Records from a dataset
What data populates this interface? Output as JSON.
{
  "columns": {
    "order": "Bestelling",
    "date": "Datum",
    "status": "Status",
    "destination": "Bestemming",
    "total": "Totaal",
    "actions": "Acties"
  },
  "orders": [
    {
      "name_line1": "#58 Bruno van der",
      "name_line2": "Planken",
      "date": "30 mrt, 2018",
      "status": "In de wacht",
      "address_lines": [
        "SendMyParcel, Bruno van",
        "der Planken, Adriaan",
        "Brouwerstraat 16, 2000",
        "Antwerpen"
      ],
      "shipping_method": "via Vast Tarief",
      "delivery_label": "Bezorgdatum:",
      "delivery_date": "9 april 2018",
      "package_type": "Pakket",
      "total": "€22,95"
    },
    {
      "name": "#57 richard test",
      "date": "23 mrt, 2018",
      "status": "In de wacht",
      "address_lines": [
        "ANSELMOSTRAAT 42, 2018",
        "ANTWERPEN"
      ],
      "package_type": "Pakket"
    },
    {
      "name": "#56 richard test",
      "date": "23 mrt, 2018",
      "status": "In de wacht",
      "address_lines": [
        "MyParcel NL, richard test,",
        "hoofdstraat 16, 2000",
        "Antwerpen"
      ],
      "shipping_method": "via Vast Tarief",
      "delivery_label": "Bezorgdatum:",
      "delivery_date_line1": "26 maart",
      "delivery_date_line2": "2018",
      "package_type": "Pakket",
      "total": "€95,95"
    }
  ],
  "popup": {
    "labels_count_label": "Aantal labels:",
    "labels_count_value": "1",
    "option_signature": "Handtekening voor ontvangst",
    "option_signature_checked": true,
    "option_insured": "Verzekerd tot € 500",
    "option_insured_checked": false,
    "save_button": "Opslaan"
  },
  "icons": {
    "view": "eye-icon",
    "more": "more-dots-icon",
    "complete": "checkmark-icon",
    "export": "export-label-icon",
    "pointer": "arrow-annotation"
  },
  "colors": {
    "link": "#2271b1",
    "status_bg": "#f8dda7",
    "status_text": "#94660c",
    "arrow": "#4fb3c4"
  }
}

**WRITTEN REQUEST**
Copy each record from above without leaving any out.

**COMPLETED TASK**
What data populates this interface? Output as JSON.
{
  "columns": {
    "order": "Bestelling",
    "date": "Datum",
    "status": "Status",
    "destination": "Bestemming",
    "total": "Totaal",
    "actions": "Acties"
  },
  "orders": [
    {
      "name_line1": "#58 Bruno van der",
      "name_line2": "Planken",
      "date": "30 mrt, 2018",
      "status": "In de wacht",
      "address_lines": [
        "SendMyParcel, Bruno van",
        "der Planken, Adriaan",
        "Brouwerstraat 16, 2000",
        "Antwerpen"
      ],
      "shipping_method": "via Vast Tarief",
      "delivery_label": "Bezorgdatum:",
      "delivery_date": "9 april 2018",
      "package_type": "Pakket",
      "total": "€22,95"
    },
    {
      "name": "#57 richard test",
      "date": "23 mrt, 2018",
      "status": "In de wacht",
      "address_lines": [
        "ANSELMOSTRAAT 42, 2018",
        "ANTWERPEN"
      ],
      "package_type": "Pakket"
    },
    {
      "name": "#56 richard test",
      "date": "23 mrt, 2018",
      "status": "In de wacht",
      "address_lines": [
        "MyParcel NL, richard test,",
        "hoofdstraat 16, 2000",
        "Antwerpen"
      ],
      "shipping_method": "via Vast Tarief",
      "delivery_label": "Bezorgdatum:",
      "delivery_date_line1": "26 maart",
      "delivery_date_line2": "2018",
      "package_type": "Pakket",
      "total": "€95,95"
    }
  ],
  "popup": {
    "labels_count_label": "Aantal labels:",
    "labels_count_value": "1",
    "option_signature": "Handtekening voor ontvangst",
    "option_signature_checked": true,
    "option_insured": "Verzekerd tot € 500",
    "option_insured_checked": false,
    "save_button": "Opslaan"
  },
  "icons": {
    "view": "eye-icon",
    "more": "more-dots-icon",
    "complete": "checkmark-icon",
    "export": "export-label-icon",
    "pointer": "arrow-annotation"
  },
  "colors": {
    "link": "#2271b1",
    "status_bg": "#f8dda7",
    "status_text": "#94660c",
    "arrow": "#4fb3c4"
  }
}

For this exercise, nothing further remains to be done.